Compile every line that includes the word "another".
╭─ Stored data
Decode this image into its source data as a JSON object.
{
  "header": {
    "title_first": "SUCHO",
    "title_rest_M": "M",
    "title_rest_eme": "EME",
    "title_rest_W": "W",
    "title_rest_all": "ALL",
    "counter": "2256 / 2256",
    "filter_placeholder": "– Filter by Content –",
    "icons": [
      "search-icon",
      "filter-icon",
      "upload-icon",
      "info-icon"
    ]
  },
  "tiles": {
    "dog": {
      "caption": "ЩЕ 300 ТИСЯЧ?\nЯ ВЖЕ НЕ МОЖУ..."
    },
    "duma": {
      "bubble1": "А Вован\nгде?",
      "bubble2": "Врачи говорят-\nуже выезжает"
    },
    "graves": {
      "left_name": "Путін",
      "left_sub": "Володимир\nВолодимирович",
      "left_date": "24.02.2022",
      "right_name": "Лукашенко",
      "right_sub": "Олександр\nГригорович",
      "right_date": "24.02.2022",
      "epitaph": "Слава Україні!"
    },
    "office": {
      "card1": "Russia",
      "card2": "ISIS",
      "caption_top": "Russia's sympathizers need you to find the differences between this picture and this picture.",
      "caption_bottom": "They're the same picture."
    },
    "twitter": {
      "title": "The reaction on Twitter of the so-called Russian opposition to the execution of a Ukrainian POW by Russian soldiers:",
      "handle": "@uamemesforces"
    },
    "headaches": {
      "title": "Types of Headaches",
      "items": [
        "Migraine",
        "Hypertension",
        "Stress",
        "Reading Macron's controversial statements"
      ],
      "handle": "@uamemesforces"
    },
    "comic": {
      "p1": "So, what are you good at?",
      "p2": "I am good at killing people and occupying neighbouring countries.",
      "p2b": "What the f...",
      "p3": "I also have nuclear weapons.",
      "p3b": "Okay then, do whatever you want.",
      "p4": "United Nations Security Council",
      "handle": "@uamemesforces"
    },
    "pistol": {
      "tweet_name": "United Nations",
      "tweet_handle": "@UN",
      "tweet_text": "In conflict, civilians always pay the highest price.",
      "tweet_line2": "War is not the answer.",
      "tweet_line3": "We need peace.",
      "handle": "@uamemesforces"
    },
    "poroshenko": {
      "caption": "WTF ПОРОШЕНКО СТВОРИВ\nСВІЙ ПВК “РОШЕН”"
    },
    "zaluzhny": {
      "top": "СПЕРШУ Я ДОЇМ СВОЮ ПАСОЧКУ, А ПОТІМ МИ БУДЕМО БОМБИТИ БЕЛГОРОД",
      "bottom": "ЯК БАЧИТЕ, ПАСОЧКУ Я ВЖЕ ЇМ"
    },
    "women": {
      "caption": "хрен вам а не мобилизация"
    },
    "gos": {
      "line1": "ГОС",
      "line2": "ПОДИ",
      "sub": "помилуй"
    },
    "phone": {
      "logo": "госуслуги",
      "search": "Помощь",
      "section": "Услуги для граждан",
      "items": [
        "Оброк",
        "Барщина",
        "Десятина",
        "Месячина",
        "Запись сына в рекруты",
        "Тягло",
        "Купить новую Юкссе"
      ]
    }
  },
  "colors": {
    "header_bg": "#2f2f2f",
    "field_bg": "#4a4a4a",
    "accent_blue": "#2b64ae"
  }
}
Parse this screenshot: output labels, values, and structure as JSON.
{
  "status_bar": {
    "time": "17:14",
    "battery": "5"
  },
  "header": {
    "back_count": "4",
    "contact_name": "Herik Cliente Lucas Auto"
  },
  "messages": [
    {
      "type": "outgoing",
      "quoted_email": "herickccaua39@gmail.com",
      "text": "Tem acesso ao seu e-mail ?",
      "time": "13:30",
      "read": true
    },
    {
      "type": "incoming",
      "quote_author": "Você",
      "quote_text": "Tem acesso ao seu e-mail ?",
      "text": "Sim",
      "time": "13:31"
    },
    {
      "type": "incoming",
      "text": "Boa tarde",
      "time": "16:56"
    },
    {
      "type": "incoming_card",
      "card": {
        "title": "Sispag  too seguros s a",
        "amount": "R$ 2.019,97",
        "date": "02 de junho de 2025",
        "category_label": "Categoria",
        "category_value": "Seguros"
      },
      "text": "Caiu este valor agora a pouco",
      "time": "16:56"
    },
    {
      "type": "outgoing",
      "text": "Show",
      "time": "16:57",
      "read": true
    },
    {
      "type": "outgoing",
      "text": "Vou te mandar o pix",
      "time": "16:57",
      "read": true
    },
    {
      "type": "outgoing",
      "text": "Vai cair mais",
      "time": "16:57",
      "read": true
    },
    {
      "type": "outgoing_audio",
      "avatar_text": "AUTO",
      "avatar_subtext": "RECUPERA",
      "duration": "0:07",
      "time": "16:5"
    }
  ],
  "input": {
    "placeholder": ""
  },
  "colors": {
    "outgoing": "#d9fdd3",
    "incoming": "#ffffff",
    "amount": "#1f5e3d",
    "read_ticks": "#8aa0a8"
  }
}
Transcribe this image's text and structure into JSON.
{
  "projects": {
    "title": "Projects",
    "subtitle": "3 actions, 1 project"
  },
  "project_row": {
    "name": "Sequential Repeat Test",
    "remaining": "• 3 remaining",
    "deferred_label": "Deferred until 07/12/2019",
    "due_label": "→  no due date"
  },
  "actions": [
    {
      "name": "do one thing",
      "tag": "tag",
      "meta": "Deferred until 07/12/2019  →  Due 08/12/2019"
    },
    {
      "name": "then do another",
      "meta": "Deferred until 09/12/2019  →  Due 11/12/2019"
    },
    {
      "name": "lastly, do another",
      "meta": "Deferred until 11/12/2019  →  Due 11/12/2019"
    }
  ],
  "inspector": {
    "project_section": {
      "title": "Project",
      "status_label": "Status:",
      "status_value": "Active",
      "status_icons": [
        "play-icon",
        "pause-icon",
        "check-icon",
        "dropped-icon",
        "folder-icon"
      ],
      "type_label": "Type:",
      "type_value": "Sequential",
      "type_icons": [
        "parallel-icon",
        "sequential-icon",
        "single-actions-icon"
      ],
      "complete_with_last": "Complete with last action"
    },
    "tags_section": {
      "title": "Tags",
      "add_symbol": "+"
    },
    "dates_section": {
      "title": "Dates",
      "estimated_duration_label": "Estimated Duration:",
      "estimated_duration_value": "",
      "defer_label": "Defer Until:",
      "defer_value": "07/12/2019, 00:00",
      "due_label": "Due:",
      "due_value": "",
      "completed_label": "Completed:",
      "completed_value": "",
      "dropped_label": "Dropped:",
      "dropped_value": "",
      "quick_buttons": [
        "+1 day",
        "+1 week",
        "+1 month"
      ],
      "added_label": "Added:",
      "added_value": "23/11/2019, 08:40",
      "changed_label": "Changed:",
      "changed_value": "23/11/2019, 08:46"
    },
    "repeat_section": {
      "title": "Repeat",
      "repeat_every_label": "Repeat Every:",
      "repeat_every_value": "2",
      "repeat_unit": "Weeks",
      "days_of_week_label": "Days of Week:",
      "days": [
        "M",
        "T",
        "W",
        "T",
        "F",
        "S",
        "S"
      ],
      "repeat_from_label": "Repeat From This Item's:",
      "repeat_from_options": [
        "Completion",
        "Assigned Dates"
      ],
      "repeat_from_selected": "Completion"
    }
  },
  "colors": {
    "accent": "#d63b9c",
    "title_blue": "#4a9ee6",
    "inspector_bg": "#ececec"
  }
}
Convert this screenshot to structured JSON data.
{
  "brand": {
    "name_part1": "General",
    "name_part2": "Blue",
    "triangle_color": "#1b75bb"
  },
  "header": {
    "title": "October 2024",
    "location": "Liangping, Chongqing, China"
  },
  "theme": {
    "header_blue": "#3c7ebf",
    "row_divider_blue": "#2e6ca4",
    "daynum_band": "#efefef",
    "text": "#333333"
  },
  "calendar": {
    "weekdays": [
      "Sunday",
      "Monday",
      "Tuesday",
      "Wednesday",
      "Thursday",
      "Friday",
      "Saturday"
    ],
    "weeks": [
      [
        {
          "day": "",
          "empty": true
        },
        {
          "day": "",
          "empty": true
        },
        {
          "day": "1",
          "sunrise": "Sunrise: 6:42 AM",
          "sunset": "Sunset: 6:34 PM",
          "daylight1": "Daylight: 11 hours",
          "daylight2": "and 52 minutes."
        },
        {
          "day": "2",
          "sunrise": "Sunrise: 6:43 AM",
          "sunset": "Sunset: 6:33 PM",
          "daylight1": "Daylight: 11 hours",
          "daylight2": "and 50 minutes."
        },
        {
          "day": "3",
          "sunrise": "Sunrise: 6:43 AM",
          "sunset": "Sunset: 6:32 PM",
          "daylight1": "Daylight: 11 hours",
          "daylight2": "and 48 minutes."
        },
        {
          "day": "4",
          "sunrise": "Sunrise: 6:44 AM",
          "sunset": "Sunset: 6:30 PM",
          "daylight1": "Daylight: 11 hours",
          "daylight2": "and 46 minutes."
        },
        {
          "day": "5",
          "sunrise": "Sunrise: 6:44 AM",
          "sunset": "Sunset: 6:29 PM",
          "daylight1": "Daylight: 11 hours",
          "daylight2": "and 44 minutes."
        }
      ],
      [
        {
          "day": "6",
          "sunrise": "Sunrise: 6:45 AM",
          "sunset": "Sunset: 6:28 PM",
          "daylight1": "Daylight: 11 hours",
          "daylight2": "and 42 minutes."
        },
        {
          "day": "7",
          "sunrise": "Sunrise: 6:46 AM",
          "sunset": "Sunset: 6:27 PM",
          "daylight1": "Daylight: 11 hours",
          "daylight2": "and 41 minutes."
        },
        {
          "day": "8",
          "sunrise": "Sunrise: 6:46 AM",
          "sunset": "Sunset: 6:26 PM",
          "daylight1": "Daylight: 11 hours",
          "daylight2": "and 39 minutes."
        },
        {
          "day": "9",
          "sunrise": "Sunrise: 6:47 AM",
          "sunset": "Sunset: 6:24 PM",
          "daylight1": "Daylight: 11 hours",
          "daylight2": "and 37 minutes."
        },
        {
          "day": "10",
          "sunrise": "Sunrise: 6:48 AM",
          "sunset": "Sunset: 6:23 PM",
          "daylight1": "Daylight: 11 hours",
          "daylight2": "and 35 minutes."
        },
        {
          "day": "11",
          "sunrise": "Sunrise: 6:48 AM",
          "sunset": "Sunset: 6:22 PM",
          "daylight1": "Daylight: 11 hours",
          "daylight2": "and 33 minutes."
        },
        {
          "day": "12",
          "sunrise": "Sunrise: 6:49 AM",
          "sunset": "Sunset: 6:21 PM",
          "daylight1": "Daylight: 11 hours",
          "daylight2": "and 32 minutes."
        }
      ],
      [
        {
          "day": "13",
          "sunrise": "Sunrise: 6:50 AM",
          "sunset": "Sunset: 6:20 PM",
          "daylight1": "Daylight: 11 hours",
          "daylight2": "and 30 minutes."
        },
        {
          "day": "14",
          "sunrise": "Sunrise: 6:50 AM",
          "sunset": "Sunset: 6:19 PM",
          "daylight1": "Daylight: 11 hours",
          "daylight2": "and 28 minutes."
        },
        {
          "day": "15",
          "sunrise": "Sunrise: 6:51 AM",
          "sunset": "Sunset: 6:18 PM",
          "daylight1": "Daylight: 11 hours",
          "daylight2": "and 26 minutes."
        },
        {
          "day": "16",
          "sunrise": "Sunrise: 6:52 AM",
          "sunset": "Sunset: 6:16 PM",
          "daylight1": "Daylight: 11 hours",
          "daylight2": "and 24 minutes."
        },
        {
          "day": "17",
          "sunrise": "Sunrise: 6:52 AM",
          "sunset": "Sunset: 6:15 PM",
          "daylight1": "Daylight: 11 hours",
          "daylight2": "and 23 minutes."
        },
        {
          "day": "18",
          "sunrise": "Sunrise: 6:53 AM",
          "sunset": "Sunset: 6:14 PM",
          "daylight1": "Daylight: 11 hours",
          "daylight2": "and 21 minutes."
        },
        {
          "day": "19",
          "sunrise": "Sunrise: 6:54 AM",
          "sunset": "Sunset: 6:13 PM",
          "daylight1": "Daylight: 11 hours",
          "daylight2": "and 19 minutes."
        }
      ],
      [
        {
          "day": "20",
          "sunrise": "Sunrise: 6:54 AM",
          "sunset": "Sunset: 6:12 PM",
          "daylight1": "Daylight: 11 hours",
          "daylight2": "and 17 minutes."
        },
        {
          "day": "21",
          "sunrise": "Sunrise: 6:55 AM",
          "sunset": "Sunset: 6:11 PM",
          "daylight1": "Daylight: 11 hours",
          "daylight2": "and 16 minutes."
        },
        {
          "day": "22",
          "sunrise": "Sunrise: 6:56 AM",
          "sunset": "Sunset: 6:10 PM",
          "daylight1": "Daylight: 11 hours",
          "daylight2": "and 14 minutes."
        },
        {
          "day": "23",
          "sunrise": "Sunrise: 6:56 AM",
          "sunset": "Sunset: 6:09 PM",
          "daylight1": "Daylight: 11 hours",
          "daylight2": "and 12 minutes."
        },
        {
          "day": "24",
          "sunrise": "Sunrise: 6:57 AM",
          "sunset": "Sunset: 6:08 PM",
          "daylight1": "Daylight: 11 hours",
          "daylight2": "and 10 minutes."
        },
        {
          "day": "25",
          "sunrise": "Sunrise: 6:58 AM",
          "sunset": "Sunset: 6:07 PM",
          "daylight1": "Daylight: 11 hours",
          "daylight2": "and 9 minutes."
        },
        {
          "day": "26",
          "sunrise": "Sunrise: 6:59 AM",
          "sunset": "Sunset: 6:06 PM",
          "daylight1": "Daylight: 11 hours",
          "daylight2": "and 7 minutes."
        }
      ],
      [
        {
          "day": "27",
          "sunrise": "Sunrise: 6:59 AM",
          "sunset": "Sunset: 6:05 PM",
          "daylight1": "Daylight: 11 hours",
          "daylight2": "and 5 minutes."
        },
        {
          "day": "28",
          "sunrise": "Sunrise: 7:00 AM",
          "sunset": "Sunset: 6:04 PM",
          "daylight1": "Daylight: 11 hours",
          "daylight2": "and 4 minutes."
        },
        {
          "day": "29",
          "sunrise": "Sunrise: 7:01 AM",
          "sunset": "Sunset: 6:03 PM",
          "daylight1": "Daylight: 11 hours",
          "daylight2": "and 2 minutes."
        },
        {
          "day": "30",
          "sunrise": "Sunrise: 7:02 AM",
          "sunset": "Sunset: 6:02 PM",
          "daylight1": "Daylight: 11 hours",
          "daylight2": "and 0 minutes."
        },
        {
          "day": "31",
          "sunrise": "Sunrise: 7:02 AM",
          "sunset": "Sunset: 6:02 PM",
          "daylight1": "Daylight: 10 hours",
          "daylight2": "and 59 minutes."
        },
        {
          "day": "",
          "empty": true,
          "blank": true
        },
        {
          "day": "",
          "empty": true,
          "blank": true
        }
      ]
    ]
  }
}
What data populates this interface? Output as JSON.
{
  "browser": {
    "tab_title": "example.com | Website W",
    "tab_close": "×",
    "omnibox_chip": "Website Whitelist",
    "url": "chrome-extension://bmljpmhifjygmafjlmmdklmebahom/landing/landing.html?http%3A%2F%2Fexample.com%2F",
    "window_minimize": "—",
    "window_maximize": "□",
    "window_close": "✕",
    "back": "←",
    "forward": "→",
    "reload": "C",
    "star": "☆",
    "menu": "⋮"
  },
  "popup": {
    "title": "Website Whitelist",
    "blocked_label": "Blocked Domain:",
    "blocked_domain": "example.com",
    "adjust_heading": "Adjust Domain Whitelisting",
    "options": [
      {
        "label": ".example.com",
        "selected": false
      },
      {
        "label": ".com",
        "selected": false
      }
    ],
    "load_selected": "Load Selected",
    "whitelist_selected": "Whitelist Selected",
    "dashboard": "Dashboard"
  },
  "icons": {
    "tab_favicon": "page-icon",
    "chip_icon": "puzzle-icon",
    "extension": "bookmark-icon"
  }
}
╰─
*Solved exercise*:
      "name": "then do another",
      "name": "lastly, do another",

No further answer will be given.